Records from a dataset
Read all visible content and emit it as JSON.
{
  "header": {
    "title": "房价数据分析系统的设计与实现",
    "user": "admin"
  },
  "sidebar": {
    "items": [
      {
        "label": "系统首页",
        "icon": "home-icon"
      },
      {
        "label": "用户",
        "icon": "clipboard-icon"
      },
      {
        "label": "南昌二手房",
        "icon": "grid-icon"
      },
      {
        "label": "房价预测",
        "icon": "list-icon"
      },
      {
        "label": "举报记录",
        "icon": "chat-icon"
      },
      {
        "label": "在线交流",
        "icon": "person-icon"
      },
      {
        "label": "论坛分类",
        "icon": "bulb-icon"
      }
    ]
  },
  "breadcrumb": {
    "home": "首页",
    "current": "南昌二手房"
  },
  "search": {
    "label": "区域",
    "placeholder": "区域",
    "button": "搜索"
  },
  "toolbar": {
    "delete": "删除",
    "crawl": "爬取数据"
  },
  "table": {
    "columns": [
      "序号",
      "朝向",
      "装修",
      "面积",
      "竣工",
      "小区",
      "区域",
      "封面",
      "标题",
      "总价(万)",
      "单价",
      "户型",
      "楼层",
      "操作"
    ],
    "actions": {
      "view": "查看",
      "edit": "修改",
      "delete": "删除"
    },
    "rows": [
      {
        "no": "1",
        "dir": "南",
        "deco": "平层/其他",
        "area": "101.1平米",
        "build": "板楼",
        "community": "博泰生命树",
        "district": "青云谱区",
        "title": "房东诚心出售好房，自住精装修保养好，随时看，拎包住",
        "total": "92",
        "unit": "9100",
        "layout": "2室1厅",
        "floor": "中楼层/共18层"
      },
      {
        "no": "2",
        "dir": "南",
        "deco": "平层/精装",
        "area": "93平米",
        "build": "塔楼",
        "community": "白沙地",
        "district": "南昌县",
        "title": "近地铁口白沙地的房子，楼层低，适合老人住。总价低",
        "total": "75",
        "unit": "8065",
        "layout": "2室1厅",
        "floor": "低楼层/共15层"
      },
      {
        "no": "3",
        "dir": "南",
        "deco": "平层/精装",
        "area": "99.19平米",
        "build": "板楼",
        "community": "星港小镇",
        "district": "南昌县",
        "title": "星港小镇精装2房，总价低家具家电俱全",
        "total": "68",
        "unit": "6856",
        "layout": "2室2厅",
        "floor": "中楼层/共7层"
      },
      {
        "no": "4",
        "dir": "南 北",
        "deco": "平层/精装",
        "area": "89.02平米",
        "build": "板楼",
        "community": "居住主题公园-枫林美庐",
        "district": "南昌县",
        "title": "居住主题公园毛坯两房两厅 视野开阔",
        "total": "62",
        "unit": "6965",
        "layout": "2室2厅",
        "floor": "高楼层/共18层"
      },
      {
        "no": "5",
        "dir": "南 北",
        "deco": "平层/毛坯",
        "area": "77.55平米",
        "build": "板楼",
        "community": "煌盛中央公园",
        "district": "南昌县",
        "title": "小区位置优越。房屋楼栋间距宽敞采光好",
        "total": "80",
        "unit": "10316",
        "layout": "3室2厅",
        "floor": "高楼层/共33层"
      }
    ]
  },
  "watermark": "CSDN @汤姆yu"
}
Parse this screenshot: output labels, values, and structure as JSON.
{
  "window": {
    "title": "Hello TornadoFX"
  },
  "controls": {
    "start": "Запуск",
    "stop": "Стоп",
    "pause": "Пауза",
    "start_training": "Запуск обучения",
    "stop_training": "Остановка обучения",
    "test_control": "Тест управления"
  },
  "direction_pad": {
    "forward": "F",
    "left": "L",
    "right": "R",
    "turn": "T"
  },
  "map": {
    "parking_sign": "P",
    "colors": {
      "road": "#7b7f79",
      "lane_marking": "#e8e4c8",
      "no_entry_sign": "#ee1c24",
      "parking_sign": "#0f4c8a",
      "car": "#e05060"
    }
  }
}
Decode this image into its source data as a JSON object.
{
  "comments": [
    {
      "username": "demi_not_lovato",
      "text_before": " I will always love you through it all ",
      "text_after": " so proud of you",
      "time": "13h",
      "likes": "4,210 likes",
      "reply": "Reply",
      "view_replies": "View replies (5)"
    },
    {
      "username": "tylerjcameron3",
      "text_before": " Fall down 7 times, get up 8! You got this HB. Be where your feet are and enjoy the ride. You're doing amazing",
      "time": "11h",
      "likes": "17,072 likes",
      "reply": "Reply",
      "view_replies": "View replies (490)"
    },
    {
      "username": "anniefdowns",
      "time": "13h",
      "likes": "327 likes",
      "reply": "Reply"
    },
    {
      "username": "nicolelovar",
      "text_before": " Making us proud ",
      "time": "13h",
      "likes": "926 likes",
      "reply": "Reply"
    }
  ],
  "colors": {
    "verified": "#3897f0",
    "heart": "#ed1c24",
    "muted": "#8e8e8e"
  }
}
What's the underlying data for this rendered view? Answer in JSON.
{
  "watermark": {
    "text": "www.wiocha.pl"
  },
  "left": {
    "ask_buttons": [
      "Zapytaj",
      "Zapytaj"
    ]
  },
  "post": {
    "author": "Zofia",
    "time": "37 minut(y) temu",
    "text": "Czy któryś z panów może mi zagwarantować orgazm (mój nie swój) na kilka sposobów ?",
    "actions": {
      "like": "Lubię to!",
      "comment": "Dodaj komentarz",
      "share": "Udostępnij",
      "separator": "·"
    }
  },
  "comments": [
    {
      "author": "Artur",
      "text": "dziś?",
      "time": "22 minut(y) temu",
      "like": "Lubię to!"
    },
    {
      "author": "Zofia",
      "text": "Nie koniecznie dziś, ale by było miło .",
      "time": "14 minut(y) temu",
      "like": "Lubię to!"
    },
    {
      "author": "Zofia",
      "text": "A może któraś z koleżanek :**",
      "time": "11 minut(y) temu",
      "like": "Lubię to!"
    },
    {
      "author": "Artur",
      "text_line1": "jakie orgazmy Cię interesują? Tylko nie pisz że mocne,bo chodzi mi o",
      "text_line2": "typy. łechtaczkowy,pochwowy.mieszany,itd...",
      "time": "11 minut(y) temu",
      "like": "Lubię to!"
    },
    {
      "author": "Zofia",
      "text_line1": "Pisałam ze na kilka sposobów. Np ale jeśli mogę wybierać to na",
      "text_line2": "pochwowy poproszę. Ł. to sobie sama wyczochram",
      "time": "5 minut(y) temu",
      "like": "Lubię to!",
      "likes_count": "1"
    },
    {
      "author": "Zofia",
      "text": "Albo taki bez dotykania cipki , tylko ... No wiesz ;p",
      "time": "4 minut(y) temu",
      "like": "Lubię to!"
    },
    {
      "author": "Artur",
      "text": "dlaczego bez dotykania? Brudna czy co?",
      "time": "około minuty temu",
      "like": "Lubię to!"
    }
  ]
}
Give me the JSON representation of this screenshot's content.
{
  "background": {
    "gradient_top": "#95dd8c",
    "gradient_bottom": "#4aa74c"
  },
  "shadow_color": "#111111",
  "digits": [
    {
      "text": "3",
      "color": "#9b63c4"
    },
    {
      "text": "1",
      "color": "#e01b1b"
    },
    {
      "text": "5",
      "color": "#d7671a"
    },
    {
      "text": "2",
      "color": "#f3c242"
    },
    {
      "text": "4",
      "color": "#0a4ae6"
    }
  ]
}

• Work instructions:
Your task is to gather all lines from the entries above that hold the word "kilka".

• The response:
    "text": "Czy któryś z panów może mi zagwarantować orgazm (mój nie swój) na kilka sposobów ?",
      "text_line1": "Pisałam ze na kilka sposobów. Np ale jeśli mogę wybierać to na",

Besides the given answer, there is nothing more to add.